-- START Data for the task --
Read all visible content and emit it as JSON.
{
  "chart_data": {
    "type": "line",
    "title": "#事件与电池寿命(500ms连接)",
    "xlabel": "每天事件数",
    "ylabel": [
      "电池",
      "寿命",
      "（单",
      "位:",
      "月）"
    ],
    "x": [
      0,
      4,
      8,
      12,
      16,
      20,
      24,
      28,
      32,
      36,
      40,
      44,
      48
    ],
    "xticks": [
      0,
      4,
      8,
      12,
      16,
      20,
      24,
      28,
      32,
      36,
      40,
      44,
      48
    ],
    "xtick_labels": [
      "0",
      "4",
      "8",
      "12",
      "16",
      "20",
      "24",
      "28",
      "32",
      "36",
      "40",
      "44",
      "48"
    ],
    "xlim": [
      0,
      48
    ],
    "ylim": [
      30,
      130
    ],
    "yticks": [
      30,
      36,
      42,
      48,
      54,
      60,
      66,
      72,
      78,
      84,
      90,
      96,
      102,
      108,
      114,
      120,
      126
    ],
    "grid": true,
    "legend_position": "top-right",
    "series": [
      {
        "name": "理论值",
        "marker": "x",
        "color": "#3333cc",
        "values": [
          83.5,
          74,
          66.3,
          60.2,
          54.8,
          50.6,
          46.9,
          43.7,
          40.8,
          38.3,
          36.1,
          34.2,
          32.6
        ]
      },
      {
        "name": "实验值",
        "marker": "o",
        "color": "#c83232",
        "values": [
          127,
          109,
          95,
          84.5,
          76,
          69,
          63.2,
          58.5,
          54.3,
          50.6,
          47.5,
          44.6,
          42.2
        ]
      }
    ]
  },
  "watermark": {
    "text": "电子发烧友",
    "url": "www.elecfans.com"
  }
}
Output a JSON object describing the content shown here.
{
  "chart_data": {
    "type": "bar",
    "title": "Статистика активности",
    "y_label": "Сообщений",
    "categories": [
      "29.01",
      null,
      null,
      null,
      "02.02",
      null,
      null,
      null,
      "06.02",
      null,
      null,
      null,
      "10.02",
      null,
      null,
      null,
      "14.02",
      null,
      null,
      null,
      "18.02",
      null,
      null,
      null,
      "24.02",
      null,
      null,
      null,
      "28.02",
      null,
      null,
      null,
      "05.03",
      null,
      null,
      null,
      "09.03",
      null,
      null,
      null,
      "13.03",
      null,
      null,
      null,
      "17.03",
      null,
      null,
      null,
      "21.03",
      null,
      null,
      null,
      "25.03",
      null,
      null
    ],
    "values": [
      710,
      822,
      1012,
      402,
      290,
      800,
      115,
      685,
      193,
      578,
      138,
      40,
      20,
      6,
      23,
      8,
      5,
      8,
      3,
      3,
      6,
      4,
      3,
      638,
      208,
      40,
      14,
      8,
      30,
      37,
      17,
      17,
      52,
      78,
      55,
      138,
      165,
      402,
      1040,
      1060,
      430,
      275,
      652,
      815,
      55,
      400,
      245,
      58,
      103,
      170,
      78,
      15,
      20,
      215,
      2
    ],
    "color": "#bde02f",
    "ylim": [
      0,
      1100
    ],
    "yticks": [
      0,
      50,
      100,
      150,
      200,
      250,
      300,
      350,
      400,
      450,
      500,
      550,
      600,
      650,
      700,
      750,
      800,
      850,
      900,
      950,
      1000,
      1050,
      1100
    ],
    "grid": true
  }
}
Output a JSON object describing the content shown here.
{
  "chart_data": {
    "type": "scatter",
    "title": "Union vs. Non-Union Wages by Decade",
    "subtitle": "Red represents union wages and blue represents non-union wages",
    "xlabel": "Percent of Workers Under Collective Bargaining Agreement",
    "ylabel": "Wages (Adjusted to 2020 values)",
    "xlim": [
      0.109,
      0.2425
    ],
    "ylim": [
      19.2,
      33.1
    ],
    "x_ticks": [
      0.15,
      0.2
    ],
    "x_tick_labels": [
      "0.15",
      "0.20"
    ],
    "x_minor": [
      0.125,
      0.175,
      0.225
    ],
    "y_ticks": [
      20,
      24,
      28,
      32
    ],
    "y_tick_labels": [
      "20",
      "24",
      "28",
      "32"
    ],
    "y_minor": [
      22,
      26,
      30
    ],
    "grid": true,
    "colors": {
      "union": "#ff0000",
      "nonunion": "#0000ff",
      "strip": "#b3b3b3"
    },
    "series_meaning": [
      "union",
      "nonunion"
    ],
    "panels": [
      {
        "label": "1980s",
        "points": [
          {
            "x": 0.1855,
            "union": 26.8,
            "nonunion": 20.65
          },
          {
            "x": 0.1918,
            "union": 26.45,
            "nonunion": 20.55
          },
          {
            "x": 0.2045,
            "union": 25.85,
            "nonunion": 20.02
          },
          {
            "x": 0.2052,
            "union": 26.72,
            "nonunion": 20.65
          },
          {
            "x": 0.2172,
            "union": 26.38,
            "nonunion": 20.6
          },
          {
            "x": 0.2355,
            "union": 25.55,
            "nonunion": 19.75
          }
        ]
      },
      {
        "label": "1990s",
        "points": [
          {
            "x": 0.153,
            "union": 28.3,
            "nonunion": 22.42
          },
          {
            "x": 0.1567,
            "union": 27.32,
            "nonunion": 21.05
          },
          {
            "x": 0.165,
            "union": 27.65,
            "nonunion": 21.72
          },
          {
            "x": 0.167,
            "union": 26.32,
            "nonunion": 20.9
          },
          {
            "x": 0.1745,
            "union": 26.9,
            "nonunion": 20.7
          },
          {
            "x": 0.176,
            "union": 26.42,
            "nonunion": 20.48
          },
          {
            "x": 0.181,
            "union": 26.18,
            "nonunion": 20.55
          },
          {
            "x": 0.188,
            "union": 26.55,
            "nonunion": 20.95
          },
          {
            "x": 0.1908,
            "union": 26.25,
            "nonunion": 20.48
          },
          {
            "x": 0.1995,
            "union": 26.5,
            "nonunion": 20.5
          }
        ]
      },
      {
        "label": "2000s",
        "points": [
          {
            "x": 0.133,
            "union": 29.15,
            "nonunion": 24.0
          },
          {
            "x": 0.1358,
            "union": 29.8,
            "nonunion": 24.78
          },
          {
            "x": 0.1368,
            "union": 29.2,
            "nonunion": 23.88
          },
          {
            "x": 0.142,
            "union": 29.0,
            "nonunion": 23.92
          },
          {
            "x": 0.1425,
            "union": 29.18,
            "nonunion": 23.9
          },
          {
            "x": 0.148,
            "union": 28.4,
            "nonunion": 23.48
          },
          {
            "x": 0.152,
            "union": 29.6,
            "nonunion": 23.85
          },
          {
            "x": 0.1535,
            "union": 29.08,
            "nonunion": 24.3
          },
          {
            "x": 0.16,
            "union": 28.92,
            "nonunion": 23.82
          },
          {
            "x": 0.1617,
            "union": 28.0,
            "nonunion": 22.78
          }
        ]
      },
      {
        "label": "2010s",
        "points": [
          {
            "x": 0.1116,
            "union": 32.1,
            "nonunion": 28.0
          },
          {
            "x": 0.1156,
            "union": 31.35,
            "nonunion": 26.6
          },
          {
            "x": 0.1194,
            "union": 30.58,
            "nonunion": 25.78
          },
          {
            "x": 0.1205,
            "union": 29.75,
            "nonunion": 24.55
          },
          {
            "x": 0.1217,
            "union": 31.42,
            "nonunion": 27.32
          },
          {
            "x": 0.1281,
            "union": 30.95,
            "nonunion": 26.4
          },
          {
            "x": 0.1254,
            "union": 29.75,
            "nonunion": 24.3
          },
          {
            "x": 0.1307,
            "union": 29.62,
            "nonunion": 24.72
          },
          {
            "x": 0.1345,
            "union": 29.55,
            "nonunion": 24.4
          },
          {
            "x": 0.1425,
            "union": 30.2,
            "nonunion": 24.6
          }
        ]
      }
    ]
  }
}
-- END Data for the task --
What you will do - Return each line of the data exactly as written above.

Solution below -
Read all visible content and emit it as JSON.
{
  "chart_data": {
    "type": "line",
    "title": "#事件与电池寿命(500ms连接)",
    "xlabel": "每天事件数",
    "ylabel": [
      "电池",
      "寿命",
      "（单",
      "位:",
      "月）"
    ],
    "x": [
      0,
      4,
      8,
      12,
      16,
      20,
      24,
      28,
      32,
      36,
      40,
      44,
      48
    ],
    "xticks": [
      0,
      4,
      8,
      12,
      16,
      20,
      24,
      28,
      32,
      36,
      40,
      44,
      48
    ],
    "xtick_labels": [
      "0",
      "4",
      "8",
      "12",
      "16",
      "20",
      "24",
      "28",
      "32",
      "36",
      "40",
      "44",
      "48"
    ],
    "xlim": [
      0,
      48
    ],
    "ylim": [
      30,
      130
    ],
    "yticks": [
      30,
      36,
      42,
      48,
      54,
      60,
      66,
      72,
      78,
      84,
      90,
      96,
      102,
      108,
      114,
      120,
      126
    ],
    "grid": true,
    "legend_position": "top-right",
    "series": [
      {
        "name": "理论值",
        "marker": "x",
        "color": "#3333cc",
        "values": [
          83.5,
          74,
          66.3,
          60.2,
          54.8,
          50.6,
          46.9,
          43.7,
          40.8,
          38.3,
          36.1,
          34.2,
          32.6
        ]
      },
      {
        "name": "实验值",
        "marker": "o",
        "color": "#c83232",
        "values": [
          127,
          109,
          95,
          84.5,
          76,
          69,
          63.2,
          58.5,
          54.3,
          50.6,
          47.5,
          44.6,
          42.2
        ]
      }
    ]
  },
  "watermark": {
    "text": "电子发烧友",
    "url": "www.elecfans.com"
  }
}
Output a JSON object describing the content shown here.
{
  "chart_data": {
    "type": "bar",
    "title": "Статистика активности",
    "y_label": "Сообщений",
    "categories": [
      "29.01",
      null,
      null,
      null,
      "02.02",
      null,
      null,
      null,
      "06.02",
      null,
      null,
      null,
      "10.02",
      null,
      null,
      null,
      "14.02",
      null,
      null,
      null,
      "18.02",
      null,
      null,
      null,
      "24.02",
      null,
      null,
      null,
      "28.02",
      null,
      null,
      null,
      "05.03",
      null,
      null,
      null,
      "09.03",
      null,
      null,
      null,
      "13.03",
      null,
      null,
      null,
      "17.03",
      null,
      null,
      null,
      "21.03",
      null,
      null,
      null,
      "25.03",
      null,
      null
    ],
    "values": [
      710,
      822,
      1012,
      402,
      290,
      800,
      115,
      685,
      193,
      578,
      138,
      40,
      20,
      6,
      23,
      8,
      5,
      8,
      3,
      3,
      6,
      4,
      3,
      638,
      208,
      40,
      14,
      8,
      30,
      37,
      17,
      17,
      52,
      78,
      55,
      138,
      165,
      402,
      1040,
      1060,
      430,
      275,
      652,
      815,
      55,
      400,
      245,
      58,
      103,
      170,
      78,
      15,
      20,
      215,
      2
    ],
    "color": "#bde02f",
    "ylim": [
      0,
      1100
    ],
    "yticks": [
      0,
      50,
      100,
      150,
      200,
      250,
      300,
      350,
      400,
      450,
      500,
      550,
      600,
      650,
      700,
      750,
      800,
      850,
      900,
      950,
      1000,
      1050,
      1100
    ],
    "grid": true
  }
}
Output a JSON object describing the content shown here.
{
  "chart_data": {
    "type": "scatter",
    "title": "Union vs. Non-Union Wages by Decade",
    "subtitle": "Red represents union wages and blue represents non-union wages",
    "xlabel": "Percent of Workers Under Collective Bargaining Agreement",
    "ylabel": "Wages (Adjusted to 2020 values)",
    "xlim": [
      0.109,
      0.2425
    ],
    "ylim": [
      19.2,
      33.1
    ],
    "x_ticks": [
      0.15,
      0.2
    ],
    "x_tick_labels": [
      "0.15",
      "0.20"
    ],
    "x_minor": [
      0.125,
      0.175,
      0.225
    ],
    "y_ticks": [
      20,
      24,
      28,
      32
    ],
    "y_tick_labels": [
      "20",
      "24",
      "28",
      "32"
    ],
    "y_minor": [
      22,
      26,
      30
    ],
    "grid": true,
    "colors": {
      "union": "#ff0000",
      "nonunion": "#0000ff",
      "strip": "#b3b3b3"
    },
    "series_meaning": [
      "union",
      "nonunion"
    ],
    "panels": [
      {
        "label": "1980s",
        "points": [
          {
            "x": 0.1855,
            "union": 26.8,
            "nonunion": 20.65
          },
          {
            "x": 0.1918,
            "union": 26.45,
            "nonunion": 20.55
          },
          {
            "x": 0.2045,
            "union": 25.85,
            "nonunion": 20.02
          },
          {
            "x": 0.2052,
            "union": 26.72,
            "nonunion": 20.65
          },
          {
            "x": 0.2172,
            "union": 26.38,
            "nonunion": 20.6
          },
          {
            "x": 0.2355,
            "union": 25.55,
            "nonunion": 19.75
          }
        ]
      },
      {
        "label": "1990s",
        "points": [
          {
            "x": 0.153,
            "union": 28.3,
            "nonunion": 22.42
          },
          {
            "x": 0.1567,
            "union": 27.32,
            "nonunion": 21.05
          },
          {
            "x": 0.165,
            "union": 27.65,
            "nonunion": 21.72
          },
          {
            "x": 0.167,
            "union": 26.32,
            "nonunion": 20.9
          },
          {
            "x": 0.1745,
            "union": 26.9,
            "nonunion": 20.7
          },
          {
            "x": 0.176,
            "union": 26.42,
            "nonunion": 20.48
          },
          {
            "x": 0.181,
            "union": 26.18,
            "nonunion": 20.55
          },
          {
            "x": 0.188,
            "union": 26.55,
            "nonunion": 20.95
          },
          {
            "x": 0.1908,
            "union": 26.25,
            "nonunion": 20.48
          },
          {
            "x": 0.1995,
            "union": 26.5,
            "nonunion": 20.5
          }
        ]
      },
      {
        "label": "2000s",
        "points": [
          {
            "x": 0.133,
            "union": 29.15,
            "nonunion": 24.0
          },
          {
            "x": 0.1358,
            "union": 29.8,
            "nonunion": 24.78
          },
          {
            "x": 0.1368,
            "union": 29.2,
            "nonunion": 23.88
          },
          {
            "x": 0.142,
            "union": 29.0,
            "nonunion": 23.92
          },
          {
            "x": 0.1425,
            "union": 29.18,
            "nonunion": 23.9
          },
          {
            "x": 0.148,
            "union": 28.4,
            "nonunion": 23.48
          },
          {
            "x": 0.152,
            "union": 29.6,
            "nonunion": 23.85
          },
          {
            "x": 0.1535,
            "union": 29.08,
            "nonunion": 24.3
          },
          {
            "x": 0.16,
            "union": 28.92,
            "nonunion": 23.82
          },
          {
            "x": 0.1617,
            "union": 28.0,
            "nonunion": 22.78
          }
        ]
      },
      {
        "label": "2010s",
        "points": [
          {
            "x": 0.1116,
            "union": 32.1,
            "nonunion": 28.0
          },
          {
            "x": 0.1156,
            "union": 31.35,
            "nonunion": 26.6
          },
          {
            "x": 0.1194,
            "union": 30.58,
            "nonunion": 25.78
          },
          {
            "x": 0.1205,
            "union": 29.75,
            "nonunion": 24.55
          },
          {
            "x": 0.1217,
            "union": 31.42,
            "nonunion": 27.32
          },
          {
            "x": 0.1281,
            "union": 30.95,
            "nonunion": 26.4
          },
          {
            "x": 0.1254,
            "union": 29.75,
            "nonunion": 24.3
          },
          {
            "x": 0.1307,
            "union": 29.62,
            "nonunion": 24.72
          },
          {
            "x": 0.1345,
            "union": 29.55,
            "nonunion": 24.4
          },
          {
            "x": 0.1425,
            "union": 30.2,
            "nonunion": 24.6
          }
        ]
      }
    ]
  }
}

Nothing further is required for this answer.